> [Written task]: In the records below, pick out all lines containing the word "number".

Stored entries
#####

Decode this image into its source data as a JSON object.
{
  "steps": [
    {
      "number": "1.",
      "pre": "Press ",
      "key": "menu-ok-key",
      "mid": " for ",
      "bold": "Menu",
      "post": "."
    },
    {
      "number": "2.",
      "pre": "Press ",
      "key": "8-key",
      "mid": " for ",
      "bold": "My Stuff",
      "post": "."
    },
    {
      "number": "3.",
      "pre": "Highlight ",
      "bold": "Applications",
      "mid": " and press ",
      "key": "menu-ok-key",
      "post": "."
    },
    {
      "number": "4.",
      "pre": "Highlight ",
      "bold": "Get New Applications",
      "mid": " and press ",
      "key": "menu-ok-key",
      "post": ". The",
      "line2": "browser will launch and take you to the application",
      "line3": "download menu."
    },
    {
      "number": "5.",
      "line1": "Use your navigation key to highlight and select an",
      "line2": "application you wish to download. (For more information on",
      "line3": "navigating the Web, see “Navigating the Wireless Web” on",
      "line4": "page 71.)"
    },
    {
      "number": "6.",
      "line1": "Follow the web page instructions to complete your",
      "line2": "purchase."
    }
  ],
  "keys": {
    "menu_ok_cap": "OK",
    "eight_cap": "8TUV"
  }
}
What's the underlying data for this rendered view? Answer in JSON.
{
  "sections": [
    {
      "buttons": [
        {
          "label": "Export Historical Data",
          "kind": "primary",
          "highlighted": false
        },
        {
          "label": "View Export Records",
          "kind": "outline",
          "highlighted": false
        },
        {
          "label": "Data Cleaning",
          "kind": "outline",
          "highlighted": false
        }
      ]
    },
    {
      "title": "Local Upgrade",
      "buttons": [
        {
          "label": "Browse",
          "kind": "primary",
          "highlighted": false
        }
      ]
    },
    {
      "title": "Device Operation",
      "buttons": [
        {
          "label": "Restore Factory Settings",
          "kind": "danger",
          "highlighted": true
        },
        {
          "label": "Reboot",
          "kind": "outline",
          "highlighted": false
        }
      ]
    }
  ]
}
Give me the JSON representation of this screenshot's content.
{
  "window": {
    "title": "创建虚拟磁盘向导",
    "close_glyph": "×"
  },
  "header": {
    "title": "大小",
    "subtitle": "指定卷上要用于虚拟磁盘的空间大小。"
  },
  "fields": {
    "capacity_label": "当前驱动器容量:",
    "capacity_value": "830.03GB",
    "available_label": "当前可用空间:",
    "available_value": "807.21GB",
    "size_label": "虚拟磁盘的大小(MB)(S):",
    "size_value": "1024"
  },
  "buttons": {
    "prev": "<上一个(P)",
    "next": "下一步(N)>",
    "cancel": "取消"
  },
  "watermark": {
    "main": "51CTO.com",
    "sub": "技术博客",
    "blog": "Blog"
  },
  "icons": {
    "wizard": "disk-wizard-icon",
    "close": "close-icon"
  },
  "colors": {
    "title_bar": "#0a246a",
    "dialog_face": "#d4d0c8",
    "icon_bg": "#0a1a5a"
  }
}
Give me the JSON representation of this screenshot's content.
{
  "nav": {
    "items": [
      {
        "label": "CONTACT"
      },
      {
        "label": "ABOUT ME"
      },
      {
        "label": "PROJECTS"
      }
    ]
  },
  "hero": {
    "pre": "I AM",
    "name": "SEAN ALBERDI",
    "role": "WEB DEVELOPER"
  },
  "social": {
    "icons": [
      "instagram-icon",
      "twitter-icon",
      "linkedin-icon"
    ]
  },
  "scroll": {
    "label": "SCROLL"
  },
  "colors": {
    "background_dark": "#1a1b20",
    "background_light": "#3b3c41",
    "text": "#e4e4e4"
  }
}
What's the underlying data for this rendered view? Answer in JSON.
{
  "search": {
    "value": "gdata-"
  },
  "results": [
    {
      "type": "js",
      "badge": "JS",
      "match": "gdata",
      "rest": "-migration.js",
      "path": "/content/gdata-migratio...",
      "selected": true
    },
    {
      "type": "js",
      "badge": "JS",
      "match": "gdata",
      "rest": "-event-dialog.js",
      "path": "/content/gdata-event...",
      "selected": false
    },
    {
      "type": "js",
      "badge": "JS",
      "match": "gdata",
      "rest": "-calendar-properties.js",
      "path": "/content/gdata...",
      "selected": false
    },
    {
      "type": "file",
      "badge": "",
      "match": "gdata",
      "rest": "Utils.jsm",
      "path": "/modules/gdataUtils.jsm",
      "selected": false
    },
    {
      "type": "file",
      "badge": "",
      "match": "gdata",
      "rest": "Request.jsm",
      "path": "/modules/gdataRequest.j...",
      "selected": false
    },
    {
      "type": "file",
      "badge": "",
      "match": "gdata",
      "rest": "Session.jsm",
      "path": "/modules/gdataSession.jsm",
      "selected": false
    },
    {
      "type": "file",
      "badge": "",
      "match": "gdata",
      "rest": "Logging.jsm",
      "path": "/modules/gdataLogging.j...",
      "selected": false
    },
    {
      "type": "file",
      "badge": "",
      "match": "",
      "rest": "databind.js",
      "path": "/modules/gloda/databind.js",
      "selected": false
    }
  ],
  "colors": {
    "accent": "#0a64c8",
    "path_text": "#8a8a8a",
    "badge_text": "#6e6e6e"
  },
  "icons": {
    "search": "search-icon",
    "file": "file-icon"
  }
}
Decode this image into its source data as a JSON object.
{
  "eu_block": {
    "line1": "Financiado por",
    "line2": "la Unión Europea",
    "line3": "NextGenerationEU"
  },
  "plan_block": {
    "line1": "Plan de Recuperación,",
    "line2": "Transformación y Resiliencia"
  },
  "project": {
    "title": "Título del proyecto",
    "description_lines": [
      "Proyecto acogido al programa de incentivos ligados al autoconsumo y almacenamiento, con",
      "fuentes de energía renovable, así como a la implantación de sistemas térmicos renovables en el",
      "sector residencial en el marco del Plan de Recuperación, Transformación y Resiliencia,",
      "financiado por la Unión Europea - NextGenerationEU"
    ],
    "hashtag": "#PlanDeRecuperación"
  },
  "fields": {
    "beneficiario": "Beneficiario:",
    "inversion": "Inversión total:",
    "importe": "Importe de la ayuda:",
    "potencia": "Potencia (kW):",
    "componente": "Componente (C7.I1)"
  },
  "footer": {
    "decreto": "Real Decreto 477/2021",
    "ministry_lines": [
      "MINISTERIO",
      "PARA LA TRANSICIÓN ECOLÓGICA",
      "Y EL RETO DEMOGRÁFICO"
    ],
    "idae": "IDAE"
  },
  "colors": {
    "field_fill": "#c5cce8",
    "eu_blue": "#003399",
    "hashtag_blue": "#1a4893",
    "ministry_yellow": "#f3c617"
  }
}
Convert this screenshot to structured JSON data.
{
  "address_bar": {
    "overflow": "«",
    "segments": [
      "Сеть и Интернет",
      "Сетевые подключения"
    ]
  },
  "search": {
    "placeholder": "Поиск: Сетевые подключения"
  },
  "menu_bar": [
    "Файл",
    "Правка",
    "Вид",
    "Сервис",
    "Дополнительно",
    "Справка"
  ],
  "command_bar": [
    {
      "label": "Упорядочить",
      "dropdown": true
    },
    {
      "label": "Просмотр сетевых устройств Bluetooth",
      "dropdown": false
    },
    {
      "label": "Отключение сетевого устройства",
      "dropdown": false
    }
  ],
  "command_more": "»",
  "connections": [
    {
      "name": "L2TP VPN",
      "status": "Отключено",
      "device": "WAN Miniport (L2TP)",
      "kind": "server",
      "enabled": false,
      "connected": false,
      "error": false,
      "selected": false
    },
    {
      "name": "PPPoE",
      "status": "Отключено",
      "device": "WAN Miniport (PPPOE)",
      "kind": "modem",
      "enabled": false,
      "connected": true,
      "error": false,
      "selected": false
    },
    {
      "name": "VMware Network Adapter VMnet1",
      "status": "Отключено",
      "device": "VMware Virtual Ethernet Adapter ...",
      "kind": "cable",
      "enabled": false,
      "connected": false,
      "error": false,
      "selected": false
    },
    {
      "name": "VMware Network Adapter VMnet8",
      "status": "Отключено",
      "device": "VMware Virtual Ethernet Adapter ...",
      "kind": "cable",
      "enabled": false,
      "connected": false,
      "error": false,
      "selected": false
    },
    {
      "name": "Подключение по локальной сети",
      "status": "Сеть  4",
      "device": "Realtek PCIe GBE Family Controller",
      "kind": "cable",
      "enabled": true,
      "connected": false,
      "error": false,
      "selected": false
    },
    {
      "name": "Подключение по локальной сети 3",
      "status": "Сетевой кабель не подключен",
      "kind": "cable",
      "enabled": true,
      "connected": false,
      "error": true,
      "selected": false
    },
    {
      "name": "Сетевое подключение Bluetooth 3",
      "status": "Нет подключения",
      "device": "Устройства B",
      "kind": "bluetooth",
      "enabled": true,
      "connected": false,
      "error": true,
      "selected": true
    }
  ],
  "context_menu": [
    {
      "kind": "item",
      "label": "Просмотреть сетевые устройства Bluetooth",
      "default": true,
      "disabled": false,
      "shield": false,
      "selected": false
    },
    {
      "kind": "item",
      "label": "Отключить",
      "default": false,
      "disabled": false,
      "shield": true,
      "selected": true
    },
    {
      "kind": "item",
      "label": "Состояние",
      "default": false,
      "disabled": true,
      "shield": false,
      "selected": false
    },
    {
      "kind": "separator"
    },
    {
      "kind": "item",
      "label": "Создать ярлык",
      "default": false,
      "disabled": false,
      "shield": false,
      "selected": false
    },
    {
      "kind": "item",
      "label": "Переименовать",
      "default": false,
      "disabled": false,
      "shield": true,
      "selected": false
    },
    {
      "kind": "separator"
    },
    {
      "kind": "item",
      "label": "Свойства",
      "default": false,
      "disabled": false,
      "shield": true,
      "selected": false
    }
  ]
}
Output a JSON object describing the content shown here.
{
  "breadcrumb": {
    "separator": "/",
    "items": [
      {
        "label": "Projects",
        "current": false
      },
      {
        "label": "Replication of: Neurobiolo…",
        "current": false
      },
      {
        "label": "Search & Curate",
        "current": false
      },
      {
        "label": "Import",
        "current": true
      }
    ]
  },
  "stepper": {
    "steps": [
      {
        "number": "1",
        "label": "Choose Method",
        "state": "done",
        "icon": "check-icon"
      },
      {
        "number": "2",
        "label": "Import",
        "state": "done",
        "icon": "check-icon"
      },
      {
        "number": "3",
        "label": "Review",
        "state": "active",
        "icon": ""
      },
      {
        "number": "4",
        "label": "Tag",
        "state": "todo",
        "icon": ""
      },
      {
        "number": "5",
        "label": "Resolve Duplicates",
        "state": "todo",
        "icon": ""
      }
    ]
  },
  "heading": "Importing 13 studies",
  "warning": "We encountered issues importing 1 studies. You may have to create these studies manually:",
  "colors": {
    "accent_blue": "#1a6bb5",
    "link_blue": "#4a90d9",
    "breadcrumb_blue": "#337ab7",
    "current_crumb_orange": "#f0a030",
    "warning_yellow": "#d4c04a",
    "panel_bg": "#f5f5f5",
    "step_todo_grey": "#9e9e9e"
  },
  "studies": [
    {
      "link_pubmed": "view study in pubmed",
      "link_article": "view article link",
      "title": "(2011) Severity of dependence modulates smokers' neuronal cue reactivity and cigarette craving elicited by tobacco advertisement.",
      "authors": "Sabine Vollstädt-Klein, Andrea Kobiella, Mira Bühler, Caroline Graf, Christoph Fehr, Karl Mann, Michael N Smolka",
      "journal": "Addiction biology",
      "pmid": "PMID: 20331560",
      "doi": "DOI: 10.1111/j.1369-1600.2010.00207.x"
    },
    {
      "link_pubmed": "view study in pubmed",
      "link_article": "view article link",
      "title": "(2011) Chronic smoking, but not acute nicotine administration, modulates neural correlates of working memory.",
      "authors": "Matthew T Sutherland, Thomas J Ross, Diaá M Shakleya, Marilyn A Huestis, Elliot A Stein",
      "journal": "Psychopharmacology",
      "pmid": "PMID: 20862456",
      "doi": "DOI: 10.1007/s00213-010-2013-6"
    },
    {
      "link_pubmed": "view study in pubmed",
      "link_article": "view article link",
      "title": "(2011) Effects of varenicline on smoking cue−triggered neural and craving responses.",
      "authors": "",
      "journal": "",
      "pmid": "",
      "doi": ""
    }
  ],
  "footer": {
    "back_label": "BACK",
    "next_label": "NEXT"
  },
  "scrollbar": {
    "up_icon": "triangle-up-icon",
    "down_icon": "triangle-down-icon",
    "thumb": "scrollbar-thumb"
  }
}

#####

> [Task response]:
      "number": "1.",
      "number": "2.",
      "number": "3.",
      "number": "4.",
      "number": "5.",
      "number": "6.",
        "number": "1",
        "number": "2",
        "number": "3",
        "number": "4",
        "number": "5",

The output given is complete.